### Required action:
Search the entries below for the word "really" and copy each line that has it.

Task data section start

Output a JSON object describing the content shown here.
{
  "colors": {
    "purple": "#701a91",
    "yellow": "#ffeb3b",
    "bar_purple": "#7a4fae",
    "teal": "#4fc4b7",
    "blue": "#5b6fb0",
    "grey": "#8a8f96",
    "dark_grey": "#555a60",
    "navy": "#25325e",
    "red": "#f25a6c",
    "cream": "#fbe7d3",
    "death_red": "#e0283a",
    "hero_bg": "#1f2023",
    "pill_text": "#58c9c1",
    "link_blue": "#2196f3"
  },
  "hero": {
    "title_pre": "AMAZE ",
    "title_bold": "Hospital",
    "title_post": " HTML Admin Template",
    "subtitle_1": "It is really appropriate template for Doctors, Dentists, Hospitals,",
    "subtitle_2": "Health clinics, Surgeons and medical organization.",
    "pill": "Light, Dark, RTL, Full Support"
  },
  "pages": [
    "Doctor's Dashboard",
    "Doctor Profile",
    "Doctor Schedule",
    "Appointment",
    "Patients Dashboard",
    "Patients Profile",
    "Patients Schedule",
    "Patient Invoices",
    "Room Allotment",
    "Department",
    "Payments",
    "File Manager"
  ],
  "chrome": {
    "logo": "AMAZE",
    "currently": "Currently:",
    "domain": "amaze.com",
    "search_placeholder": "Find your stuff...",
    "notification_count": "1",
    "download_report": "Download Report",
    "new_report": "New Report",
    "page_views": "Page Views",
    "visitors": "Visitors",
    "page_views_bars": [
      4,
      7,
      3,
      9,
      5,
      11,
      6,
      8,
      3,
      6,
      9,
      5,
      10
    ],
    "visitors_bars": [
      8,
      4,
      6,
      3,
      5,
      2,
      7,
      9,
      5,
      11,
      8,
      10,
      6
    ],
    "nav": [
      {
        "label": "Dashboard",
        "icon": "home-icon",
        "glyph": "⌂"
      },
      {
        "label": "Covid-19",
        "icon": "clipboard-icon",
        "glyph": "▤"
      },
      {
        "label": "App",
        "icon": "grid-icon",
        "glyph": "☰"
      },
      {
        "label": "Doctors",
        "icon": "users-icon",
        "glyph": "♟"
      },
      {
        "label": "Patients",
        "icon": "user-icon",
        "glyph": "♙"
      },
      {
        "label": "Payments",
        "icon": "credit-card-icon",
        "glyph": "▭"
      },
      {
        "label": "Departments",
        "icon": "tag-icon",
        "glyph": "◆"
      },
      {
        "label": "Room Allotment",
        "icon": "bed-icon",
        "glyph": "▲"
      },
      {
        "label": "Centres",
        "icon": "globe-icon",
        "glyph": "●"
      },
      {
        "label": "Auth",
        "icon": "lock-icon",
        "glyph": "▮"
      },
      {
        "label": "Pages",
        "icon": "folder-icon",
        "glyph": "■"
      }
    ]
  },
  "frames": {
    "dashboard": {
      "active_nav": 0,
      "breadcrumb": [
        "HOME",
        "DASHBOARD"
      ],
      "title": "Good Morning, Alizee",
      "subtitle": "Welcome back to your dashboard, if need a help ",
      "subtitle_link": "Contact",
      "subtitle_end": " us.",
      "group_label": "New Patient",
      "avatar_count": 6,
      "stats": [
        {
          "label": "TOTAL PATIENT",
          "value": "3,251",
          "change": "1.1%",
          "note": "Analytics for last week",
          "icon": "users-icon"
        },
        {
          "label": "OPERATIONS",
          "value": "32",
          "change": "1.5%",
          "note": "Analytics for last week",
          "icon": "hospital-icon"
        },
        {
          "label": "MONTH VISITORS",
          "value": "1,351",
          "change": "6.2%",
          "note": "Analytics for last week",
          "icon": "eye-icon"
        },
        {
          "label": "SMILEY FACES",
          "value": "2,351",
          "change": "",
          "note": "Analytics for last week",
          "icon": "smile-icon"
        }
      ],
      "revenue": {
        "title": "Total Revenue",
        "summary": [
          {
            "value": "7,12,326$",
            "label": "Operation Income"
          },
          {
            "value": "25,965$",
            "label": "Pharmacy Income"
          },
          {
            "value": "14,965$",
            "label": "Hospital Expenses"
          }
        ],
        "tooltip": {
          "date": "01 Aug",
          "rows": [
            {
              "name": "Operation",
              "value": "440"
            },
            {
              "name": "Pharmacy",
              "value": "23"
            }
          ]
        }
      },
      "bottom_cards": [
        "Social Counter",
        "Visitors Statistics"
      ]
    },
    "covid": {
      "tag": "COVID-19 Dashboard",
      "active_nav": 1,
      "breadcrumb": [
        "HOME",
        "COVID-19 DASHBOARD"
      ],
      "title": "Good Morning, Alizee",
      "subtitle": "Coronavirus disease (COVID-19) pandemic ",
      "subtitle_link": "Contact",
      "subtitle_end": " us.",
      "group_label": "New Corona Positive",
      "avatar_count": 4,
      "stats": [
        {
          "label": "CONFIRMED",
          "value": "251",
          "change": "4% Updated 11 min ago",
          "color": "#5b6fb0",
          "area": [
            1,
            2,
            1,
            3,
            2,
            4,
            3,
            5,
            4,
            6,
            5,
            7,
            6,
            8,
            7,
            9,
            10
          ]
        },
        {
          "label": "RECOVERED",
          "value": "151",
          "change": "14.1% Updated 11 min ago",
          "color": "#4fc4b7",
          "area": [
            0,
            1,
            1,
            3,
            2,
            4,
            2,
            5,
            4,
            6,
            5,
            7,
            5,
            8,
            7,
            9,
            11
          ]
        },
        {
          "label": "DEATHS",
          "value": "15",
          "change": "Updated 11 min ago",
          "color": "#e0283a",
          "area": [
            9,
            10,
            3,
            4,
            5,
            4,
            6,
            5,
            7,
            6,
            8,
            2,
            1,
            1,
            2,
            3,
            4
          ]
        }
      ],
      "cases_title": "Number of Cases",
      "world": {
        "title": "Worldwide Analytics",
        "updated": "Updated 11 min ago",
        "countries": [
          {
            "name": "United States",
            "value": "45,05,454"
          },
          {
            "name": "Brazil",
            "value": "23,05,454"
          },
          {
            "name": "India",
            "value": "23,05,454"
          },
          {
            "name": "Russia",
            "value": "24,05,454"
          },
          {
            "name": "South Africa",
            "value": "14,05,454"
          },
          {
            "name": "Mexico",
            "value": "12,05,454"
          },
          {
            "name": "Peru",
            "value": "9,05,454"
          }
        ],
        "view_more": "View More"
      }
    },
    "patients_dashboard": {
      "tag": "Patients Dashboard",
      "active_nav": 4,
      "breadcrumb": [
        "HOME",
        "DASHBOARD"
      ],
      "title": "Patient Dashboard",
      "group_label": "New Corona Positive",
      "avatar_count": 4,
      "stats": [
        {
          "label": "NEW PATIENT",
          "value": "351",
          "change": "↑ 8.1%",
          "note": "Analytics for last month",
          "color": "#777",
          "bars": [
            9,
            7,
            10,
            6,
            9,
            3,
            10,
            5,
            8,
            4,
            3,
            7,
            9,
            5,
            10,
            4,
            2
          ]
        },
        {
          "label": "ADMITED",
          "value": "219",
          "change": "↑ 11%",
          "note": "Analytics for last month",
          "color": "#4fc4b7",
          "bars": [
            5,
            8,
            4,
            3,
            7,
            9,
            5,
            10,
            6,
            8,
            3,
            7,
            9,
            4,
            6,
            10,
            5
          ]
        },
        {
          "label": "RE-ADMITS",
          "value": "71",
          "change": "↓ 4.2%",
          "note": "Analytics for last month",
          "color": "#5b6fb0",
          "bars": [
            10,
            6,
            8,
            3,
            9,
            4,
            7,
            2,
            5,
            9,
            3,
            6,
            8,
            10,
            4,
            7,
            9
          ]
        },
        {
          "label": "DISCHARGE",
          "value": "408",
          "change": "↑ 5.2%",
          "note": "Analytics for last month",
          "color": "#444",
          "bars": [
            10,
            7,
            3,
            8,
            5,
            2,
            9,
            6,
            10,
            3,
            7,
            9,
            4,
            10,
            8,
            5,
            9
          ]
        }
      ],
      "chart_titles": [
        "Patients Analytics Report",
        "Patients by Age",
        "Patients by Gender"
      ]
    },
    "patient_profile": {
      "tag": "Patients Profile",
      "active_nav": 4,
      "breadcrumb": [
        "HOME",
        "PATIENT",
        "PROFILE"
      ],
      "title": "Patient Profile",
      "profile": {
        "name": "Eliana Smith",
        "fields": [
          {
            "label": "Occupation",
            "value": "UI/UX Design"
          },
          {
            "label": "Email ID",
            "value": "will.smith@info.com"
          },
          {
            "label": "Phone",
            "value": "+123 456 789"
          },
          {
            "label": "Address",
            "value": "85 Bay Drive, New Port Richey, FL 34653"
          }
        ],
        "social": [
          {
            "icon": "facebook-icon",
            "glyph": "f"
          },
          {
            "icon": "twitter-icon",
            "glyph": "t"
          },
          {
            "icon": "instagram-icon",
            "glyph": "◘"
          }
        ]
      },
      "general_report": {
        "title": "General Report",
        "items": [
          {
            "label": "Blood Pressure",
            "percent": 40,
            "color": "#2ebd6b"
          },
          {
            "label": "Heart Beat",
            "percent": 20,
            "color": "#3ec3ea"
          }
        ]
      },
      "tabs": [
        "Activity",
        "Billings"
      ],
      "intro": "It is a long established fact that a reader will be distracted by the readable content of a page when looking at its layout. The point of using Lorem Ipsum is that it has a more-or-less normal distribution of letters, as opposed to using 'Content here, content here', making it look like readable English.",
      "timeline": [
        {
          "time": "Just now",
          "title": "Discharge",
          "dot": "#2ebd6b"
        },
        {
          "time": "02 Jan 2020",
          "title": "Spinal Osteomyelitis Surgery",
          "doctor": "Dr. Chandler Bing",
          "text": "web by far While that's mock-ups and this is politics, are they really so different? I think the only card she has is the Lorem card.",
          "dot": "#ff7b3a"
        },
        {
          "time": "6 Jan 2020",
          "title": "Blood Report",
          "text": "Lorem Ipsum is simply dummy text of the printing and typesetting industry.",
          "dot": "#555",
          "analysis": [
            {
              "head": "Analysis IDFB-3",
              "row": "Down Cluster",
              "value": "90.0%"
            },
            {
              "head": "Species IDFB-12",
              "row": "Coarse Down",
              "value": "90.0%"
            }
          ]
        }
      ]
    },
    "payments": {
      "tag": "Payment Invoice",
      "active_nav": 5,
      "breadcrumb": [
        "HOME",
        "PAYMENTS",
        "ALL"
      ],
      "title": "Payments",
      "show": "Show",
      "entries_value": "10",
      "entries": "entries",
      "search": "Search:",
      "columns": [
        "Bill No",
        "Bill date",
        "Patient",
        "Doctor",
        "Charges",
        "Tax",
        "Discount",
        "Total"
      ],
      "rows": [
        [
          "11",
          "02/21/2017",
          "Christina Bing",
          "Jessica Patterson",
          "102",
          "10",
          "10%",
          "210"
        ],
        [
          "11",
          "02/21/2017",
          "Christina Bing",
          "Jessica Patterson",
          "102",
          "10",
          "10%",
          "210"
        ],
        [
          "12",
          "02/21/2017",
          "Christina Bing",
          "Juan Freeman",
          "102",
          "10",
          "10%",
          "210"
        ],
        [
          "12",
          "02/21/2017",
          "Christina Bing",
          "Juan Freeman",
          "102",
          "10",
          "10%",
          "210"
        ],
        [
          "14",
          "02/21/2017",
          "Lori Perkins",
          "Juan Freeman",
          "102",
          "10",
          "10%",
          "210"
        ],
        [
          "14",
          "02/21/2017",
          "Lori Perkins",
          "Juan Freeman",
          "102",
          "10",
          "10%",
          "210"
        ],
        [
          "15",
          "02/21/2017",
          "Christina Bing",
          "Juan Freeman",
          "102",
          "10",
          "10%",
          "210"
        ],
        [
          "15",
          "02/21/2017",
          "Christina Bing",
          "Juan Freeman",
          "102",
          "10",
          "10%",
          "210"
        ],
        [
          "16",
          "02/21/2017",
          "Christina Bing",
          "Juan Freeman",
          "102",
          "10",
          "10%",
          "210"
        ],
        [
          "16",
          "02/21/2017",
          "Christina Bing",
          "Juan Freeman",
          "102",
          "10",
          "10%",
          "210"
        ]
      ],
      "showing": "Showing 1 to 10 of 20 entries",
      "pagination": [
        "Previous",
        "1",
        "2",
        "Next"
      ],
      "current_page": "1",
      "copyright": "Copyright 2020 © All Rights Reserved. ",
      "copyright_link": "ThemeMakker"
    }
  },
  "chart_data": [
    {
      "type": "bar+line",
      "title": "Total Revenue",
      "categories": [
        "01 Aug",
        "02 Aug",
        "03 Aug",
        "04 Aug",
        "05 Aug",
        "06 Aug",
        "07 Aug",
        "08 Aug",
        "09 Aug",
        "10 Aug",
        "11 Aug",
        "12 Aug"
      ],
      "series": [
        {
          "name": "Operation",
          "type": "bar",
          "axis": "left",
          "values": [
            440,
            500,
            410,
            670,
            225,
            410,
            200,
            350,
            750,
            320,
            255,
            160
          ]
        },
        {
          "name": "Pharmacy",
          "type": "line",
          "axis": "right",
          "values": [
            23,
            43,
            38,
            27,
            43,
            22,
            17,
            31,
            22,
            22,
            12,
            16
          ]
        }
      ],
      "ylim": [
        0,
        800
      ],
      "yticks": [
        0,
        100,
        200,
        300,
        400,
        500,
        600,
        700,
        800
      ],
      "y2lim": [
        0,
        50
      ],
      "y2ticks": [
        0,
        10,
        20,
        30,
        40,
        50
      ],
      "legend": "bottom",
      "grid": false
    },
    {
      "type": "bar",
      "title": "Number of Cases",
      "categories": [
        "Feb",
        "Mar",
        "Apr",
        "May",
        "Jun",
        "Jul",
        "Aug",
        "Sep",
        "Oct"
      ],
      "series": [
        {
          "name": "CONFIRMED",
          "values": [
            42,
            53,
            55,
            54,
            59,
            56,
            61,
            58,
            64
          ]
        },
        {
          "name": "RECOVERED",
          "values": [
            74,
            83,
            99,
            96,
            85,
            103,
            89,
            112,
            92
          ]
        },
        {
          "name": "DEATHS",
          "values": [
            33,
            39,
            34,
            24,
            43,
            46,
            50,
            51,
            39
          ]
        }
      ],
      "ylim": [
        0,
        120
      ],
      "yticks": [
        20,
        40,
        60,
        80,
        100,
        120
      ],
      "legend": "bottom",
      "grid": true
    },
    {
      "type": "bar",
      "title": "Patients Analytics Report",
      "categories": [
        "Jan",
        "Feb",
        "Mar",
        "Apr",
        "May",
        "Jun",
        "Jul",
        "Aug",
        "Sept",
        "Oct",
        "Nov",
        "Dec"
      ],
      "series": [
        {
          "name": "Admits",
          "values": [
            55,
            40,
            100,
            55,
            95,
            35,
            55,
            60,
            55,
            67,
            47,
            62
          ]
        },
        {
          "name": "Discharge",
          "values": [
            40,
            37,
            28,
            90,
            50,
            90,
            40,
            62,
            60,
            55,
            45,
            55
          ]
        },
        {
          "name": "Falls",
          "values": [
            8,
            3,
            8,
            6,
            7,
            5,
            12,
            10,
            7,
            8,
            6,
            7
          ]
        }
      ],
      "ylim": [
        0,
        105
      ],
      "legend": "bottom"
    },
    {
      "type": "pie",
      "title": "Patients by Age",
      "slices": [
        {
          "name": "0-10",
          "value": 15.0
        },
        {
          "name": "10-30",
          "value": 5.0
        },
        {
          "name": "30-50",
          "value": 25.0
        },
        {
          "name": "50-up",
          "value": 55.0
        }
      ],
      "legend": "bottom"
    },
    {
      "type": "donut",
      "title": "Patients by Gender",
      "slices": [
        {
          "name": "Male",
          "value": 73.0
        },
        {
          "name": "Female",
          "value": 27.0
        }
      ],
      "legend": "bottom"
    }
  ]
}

Task data section end

### Task solution:
    "subtitle_1": "It is really appropriate template for Doctors, Dentists, Hospitals,",
          "text": "web by far While that's mock-ups and this is politics, are they really so different? I think the only card she has is the Lorem card.",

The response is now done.